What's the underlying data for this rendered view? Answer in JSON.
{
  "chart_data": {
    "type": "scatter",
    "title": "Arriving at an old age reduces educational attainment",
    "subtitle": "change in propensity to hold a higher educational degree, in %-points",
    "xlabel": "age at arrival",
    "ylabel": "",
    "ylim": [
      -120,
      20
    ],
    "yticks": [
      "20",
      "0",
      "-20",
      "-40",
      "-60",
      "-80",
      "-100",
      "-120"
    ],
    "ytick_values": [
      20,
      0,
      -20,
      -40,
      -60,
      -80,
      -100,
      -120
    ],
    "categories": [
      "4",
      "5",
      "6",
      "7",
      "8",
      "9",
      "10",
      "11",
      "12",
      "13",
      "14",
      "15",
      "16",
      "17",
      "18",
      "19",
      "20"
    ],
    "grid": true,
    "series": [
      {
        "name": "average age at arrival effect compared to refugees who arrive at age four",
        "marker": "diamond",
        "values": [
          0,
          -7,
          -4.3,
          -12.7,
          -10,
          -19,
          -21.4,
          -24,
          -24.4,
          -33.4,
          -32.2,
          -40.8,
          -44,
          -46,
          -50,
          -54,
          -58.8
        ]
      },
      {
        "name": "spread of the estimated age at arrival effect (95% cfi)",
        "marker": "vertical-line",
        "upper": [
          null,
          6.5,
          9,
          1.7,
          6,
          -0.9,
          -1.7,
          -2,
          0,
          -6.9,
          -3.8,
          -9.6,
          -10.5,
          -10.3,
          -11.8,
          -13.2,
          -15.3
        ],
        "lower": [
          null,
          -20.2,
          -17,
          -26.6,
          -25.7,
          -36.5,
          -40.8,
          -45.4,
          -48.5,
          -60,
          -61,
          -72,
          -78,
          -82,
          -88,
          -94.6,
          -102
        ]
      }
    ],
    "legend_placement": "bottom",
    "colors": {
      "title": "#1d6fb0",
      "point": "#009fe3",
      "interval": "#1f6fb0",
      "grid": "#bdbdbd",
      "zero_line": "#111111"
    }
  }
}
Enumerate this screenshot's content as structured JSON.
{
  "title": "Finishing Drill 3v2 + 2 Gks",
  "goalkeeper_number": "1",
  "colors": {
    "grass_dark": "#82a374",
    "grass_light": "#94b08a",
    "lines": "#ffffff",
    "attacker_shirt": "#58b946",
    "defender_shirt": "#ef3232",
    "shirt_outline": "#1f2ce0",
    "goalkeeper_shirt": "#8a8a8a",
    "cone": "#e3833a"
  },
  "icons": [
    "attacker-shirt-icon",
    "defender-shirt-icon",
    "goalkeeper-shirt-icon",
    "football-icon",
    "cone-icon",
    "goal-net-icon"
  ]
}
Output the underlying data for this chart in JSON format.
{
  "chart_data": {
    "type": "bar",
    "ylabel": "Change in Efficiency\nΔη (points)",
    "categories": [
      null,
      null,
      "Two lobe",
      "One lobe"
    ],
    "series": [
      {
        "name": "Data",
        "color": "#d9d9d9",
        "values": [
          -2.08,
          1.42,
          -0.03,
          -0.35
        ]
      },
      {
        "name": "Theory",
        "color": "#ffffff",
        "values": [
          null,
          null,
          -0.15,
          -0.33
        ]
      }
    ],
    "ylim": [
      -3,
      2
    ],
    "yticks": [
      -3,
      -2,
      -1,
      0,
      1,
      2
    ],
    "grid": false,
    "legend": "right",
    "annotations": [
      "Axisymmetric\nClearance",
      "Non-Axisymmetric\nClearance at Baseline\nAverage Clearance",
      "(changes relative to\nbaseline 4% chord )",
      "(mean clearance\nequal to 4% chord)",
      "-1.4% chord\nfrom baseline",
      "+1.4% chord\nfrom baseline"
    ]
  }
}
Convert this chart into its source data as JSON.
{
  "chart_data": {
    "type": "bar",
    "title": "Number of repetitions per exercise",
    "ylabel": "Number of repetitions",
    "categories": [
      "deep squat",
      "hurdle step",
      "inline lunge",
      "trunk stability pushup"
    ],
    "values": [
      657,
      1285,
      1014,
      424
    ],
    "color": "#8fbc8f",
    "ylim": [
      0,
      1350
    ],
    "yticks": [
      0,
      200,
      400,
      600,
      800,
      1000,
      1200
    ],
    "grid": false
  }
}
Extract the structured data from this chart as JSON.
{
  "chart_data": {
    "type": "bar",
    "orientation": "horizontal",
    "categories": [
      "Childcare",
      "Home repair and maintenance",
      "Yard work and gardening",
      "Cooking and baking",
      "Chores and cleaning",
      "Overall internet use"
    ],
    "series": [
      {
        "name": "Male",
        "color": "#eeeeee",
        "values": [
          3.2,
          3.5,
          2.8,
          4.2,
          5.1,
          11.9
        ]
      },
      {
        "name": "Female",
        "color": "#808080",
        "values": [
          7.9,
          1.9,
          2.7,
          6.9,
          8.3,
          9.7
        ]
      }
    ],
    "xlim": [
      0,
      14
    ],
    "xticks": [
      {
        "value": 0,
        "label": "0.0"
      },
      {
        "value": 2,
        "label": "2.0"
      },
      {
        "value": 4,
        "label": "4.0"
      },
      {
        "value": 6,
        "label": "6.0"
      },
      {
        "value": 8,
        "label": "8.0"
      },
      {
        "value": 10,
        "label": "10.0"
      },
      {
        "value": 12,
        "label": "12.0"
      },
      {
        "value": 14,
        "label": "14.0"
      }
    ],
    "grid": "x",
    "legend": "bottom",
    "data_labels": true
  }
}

• _Exercise requirements_
Please return the data above exactly as given.

• _Solution below_
What's the underlying data for this rendered view? Answer in JSON.
{
  "chart_data": {
    "type": "scatter",
    "title": "Arriving at an old age reduces educational attainment",
    "subtitle": "change in propensity to hold a higher educational degree, in %-points",
    "xlabel": "age at arrival",
    "ylabel": "",
    "ylim": [
      -120,
      20
    ],
    "yticks": [
      "20",
      "0",
      "-20",
      "-40",
      "-60",
      "-80",
      "-100",
      "-120"
    ],
    "ytick_values": [
      20,
      0,
      -20,
      -40,
      -60,
      -80,
      -100,
      -120
    ],
    "categories": [
      "4",
      "5",
      "6",
      "7",
      "8",
      "9",
      "10",
      "11",
      "12",
      "13",
      "14",
      "15",
      "16",
      "17",
      "18",
      "19",
      "20"
    ],
    "grid": true,
    "series": [
      {
        "name": "average age at arrival effect compared to refugees who arrive at age four",
        "marker": "diamond",
        "values": [
          0,
          -7,
          -4.3,
          -12.7,
          -10,
          -19,
          -21.4,
          -24,
          -24.4,
          -33.4,
          -32.2,
          -40.8,
          -44,
          -46,
          -50,
          -54,
          -58.8
        ]
      },
      {
        "name": "spread of the estimated age at arrival effect (95% cfi)",
        "marker": "vertical-line",
        "upper": [
          null,
          6.5,
          9,
          1.7,
          6,
          -0.9,
          -1.7,
          -2,
          0,
          -6.9,
          -3.8,
          -9.6,
          -10.5,
          -10.3,
          -11.8,
          -13.2,
          -15.3
        ],
        "lower": [
          null,
          -20.2,
          -17,
          -26.6,
          -25.7,
          -36.5,
          -40.8,
          -45.4,
          -48.5,
          -60,
          -61,
          -72,
          -78,
          -82,
          -88,
          -94.6,
          -102
        ]
      }
    ],
    "legend_placement": "bottom",
    "colors": {
      "title": "#1d6fb0",
      "point": "#009fe3",
      "interval": "#1f6fb0",
      "grid": "#bdbdbd",
      "zero_line": "#111111"
    }
  }
}
Enumerate this screenshot's content as structured JSON.
{
  "title": "Finishing Drill 3v2 + 2 Gks",
  "goalkeeper_number": "1",
  "colors": {
    "grass_dark": "#82a374",
    "grass_light": "#94b08a",
    "lines": "#ffffff",
    "attacker_shirt": "#58b946",
    "defender_shirt": "#ef3232",
    "shirt_outline": "#1f2ce0",
    "goalkeeper_shirt": "#8a8a8a",
    "cone": "#e3833a"
  },
  "icons": [
    "attacker-shirt-icon",
    "defender-shirt-icon",
    "goalkeeper-shirt-icon",
    "football-icon",
    "cone-icon",
    "goal-net-icon"
  ]
}
Output the underlying data for this chart in JSON format.
{
  "chart_data": {
    "type": "bar",
    "ylabel": "Change in Efficiency\nΔη (points)",
    "categories": [
      null,
      null,
      "Two lobe",
      "One lobe"
    ],
    "series": [
      {
        "name": "Data",
        "color": "#d9d9d9",
        "values": [
          -2.08,
          1.42,
          -0.03,
          -0.35
        ]
      },
      {
        "name": "Theory",
        "color": "#ffffff",
        "values": [
          null,
          null,
          -0.15,
          -0.33
        ]
      }
    ],
    "ylim": [
      -3,
      2
    ],
    "yticks": [
      -3,
      -2,
      -1,
      0,
      1,
      2
    ],
    "grid": false,
    "legend": "right",
    "annotations": [
      "Axisymmetric\nClearance",
      "Non-Axisymmetric\nClearance at Baseline\nAverage Clearance",
      "(changes relative to\nbaseline 4% chord )",
      "(mean clearance\nequal to 4% chord)",
      "-1.4% chord\nfrom baseline",
      "+1.4% chord\nfrom baseline"
    ]
  }
}
Convert this chart into its source data as JSON.
{
  "chart_data": {
    "type": "bar",
    "title": "Number of repetitions per exercise",
    "ylabel": "Number of repetitions",
    "categories": [
      "deep squat",
      "hurdle step",
      "inline lunge",
      "trunk stability pushup"
    ],
    "values": [
      657,
      1285,
      1014,
      424
    ],
    "color": "#8fbc8f",
    "ylim": [
      0,
      1350
    ],
    "yticks": [
      0,
      200,
      400,
      600,
      800,
      1000,
      1200
    ],
    "grid": false
  }
}
Extract the structured data from this chart as JSON.
{
  "chart_data": {
    "type": "bar",
    "orientation": "horizontal",
    "categories": [
      "Childcare",
      "Home repair and maintenance",
      "Yard work and gardening",
      "Cooking and baking",
      "Chores and cleaning",
      "Overall internet use"
    ],
    "series": [
      {
        "name": "Male",
        "color": "#eeeeee",
        "values": [
          3.2,
          3.5,
          2.8,
          4.2,
          5.1,
          11.9
        ]
      },
      {
        "name": "Female",
        "color": "#808080",
        "values": [
          7.9,
          1.9,
          2.7,
          6.9,
          8.3,
          9.7
        ]
      }
    ],
    "xlim": [
      0,
      14
    ],
    "xticks": [
      {
        "value": 0,
        "label": "0.0"
      },
      {
        "value": 2,
        "label": "2.0"
      },
      {
        "value": 4,
        "label": "4.0"
      },
      {
        "value": 6,
        "label": "6.0"
      },
      {
        "value": 8,
        "label": "8.0"
      },
      {
        "value": 10,
        "label": "10.0"
      },
      {
        "value": 12,
        "label": "12.0"
      },
      {
        "value": 14,
        "label": "14.0"
      }
    ],
    "grid": "x",
    "legend": "bottom",
    "data_labels": true
  }
}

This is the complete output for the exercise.